▶ **What is asked**
Return the records that follow unaltered. Omit every picture.
## begin Exercise inputs
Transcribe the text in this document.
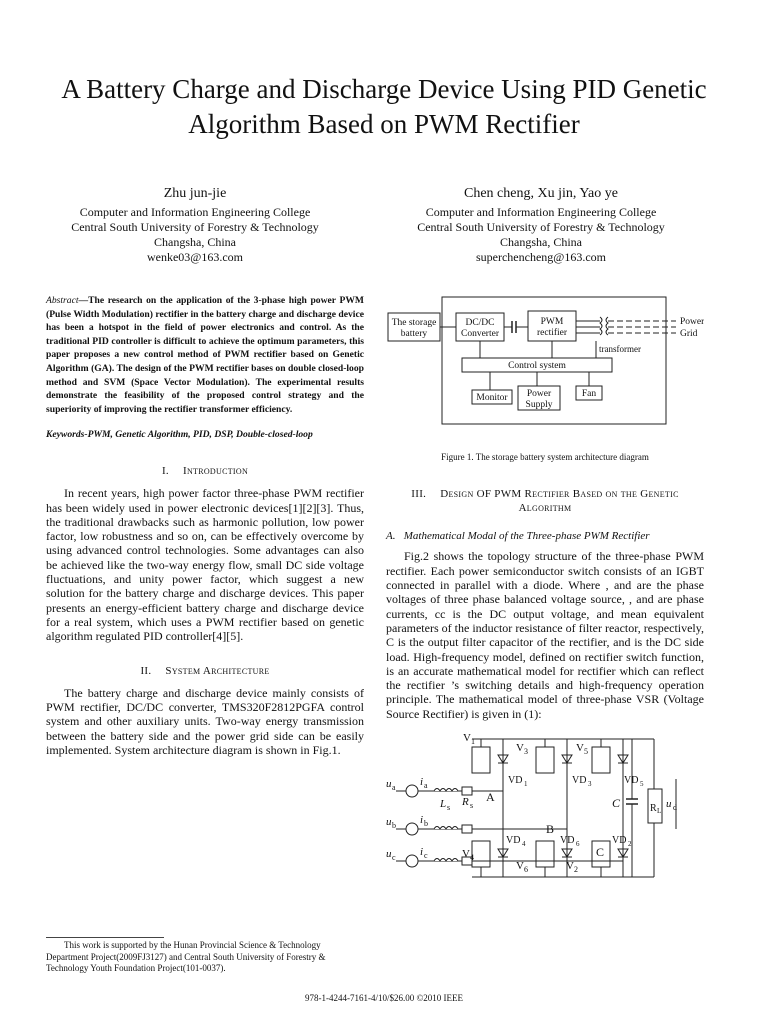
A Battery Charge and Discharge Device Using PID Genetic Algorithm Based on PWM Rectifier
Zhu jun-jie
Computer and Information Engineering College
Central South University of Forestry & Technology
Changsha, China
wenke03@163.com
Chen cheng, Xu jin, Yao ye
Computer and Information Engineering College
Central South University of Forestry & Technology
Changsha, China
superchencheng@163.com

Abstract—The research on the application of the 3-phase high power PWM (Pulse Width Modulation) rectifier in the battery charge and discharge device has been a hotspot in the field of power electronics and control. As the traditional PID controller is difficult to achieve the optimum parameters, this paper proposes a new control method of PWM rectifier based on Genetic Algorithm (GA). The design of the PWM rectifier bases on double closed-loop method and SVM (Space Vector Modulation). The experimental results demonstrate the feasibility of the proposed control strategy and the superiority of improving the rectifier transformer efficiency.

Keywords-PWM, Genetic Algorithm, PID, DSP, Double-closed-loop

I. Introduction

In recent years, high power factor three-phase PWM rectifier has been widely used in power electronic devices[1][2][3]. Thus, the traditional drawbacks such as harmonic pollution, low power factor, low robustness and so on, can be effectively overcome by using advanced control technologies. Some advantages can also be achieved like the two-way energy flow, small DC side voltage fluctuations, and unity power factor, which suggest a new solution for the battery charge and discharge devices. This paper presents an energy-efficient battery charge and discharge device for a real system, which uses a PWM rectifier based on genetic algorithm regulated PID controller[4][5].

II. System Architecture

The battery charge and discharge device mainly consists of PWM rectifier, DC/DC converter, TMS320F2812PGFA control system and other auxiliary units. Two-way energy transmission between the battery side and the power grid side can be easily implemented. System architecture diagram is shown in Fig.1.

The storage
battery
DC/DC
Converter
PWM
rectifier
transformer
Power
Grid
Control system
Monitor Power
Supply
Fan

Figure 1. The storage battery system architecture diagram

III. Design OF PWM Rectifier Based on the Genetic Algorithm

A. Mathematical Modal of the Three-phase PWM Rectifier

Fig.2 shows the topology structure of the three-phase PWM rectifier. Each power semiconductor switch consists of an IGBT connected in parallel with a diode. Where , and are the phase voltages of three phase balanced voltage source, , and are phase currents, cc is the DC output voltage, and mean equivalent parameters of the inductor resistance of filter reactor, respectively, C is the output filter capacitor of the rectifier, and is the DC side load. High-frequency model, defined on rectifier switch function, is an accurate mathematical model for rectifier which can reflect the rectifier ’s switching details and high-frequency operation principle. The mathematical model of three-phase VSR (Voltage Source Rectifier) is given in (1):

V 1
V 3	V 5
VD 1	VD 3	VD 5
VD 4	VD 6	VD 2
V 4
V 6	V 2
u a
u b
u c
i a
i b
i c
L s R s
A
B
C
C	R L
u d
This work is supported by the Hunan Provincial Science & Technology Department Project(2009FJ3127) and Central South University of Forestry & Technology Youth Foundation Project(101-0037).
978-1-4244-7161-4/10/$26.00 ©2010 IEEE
## end Exercise inputs
▶ **Response to this task**
Transcribe the text in this document.
A Battery Charge and Discharge Device Using PID Genetic Algorithm Based on PWM Rectifier
Zhu jun-jie
Computer and Information Engineering College
Central South University of Forestry & Technology
Changsha, China
wenke03@163.com
Chen cheng, Xu jin, Yao ye
Computer and Information Engineering College
Central South University of Forestry & Technology
Changsha, China
superchencheng@163.com

Abstract—The research on the application of the 3-phase high power PWM (Pulse Width Modulation) rectifier in the battery charge and discharge device has been a hotspot in the field of power electronics and control. As the traditional PID controller is difficult to achieve the optimum parameters, this paper proposes a new control method of PWM rectifier based on Genetic Algorithm (GA). The design of the PWM rectifier bases on double closed-loop method and SVM (Space Vector Modulation). The experimental results demonstrate the feasibility of the proposed control strategy and the superiority of improving the rectifier transformer efficiency.

Keywords-PWM, Genetic Algorithm, PID, DSP, Double-closed-loop

I. Introduction

In recent years, high power factor three-phase PWM rectifier has been widely used in power electronic devices[1][2][3]. Thus, the traditional drawbacks such as harmonic pollution, low power factor, low robustness and so on, can be effectively overcome by using advanced control technologies. Some advantages can also be achieved like the two-way energy flow, small DC side voltage fluctuations, and unity power factor, which suggest a new solution for the battery charge and discharge devices. This paper presents an energy-efficient battery charge and discharge device for a real system, which uses a PWM rectifier based on genetic algorithm regulated PID controller[4][5].

II. System Architecture

The battery charge and discharge device mainly consists of PWM rectifier, DC/DC converter, TMS320F2812PGFA control system and other auxiliary units. Two-way energy transmission between the battery side and the power grid side can be easily implemented. System architecture diagram is shown in Fig.1.

The storage
battery
DC/DC
Converter
PWM
rectifier
transformer
Power
Grid
Control system
Monitor Power
Supply
Fan

Figure 1. The storage battery system architecture diagram

III. Design OF PWM Rectifier Based on the Genetic Algorithm

A. Mathematical Modal of the Three-phase PWM Rectifier

Fig.2 shows the topology structure of the three-phase PWM rectifier. Each power semiconductor switch consists of an IGBT connected in parallel with a diode. Where , and are the phase voltages of three phase balanced voltage source, , and are phase currents, cc is the DC output voltage, and mean equivalent parameters of the inductor resistance of filter reactor, respectively, C is the output filter capacitor of the rectifier, and is the DC side load. High-frequency model, defined on rectifier switch function, is an accurate mathematical model for rectifier which can reflect the rectifier ’s switching details and high-frequency operation principle. The mathematical model of three-phase VSR (Voltage Source Rectifier) is given in (1):

V 1
V 3	V 5
VD 1	VD 3	VD 5
VD 4	VD 6	VD 2
V 4
V 6	V 2
u a
u b
u c
i a
i b
i c
L s R s
A
B
C
C	R L
u d
This work is supported by the Hunan Provincial Science & Technology Department Project(2009FJ3127) and Central South University of Forestry & Technology Youth Foundation Project(101-0037).
978-1-4244-7161-4/10/$26.00 ©2010 IEEE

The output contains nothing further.